** start of Records for the task **
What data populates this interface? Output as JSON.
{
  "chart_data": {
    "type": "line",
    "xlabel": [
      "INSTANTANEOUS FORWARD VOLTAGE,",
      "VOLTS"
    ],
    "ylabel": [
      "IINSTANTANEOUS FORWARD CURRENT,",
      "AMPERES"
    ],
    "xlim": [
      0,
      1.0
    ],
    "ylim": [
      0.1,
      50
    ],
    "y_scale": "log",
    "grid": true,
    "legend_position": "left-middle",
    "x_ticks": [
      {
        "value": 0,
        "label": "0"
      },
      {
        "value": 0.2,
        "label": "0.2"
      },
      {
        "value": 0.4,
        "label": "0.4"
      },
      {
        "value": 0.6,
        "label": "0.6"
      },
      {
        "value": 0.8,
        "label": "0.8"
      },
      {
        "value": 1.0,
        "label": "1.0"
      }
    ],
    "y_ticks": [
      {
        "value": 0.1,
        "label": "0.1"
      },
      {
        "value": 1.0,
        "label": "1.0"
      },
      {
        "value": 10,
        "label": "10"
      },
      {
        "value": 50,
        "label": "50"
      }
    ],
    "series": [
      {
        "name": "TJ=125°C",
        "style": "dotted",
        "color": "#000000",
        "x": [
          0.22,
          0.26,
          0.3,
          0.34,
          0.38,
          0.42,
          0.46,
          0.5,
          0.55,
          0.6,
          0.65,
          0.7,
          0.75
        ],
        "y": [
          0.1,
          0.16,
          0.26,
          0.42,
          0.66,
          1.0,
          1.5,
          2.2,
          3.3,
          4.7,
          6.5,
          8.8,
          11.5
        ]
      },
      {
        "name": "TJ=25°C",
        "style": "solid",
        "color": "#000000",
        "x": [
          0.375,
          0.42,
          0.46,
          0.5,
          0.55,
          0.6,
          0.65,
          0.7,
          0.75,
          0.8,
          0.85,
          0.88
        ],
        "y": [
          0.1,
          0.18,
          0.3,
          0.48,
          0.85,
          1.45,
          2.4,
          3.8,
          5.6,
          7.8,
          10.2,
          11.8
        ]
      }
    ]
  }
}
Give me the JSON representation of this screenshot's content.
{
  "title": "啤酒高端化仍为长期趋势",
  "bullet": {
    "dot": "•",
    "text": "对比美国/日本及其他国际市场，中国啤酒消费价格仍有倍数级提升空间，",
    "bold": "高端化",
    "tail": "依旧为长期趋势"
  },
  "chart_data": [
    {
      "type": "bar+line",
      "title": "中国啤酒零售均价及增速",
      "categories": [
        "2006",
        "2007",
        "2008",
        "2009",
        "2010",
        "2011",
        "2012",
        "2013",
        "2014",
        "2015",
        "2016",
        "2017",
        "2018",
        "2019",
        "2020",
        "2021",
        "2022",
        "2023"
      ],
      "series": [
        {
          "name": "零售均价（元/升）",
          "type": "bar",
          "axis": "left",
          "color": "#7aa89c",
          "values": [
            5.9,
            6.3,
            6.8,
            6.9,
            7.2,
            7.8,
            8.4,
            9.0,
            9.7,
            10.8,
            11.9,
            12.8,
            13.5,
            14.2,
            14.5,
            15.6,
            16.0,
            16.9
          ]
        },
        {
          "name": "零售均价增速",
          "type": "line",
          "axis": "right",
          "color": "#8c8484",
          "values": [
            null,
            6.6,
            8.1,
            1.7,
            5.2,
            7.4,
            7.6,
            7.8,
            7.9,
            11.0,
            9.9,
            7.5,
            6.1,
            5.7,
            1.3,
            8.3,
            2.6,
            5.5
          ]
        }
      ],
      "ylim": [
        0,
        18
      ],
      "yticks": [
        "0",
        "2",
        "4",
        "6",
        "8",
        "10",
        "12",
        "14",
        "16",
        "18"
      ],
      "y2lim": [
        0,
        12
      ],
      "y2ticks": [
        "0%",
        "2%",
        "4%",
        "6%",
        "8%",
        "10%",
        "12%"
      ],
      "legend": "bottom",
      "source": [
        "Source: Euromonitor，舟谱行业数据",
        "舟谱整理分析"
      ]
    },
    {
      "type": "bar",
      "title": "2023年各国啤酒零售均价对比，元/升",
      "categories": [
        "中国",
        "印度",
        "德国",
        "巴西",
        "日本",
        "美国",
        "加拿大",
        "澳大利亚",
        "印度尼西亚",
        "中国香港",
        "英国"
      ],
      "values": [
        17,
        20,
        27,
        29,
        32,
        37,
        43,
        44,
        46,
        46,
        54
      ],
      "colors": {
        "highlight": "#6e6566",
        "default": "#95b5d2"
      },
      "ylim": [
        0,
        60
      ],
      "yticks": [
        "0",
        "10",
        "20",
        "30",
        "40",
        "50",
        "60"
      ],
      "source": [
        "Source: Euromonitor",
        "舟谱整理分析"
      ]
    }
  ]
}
** end of Records for the task **
→ **Task requirements**
Select every line where the word "title" occurs.

→ **Solution**
  "title": "啤酒高端化仍为长期趋势",
      "title": "中国啤酒零售均价及增速",
      "title": "2023年各国啤酒零售均价对比，元/升",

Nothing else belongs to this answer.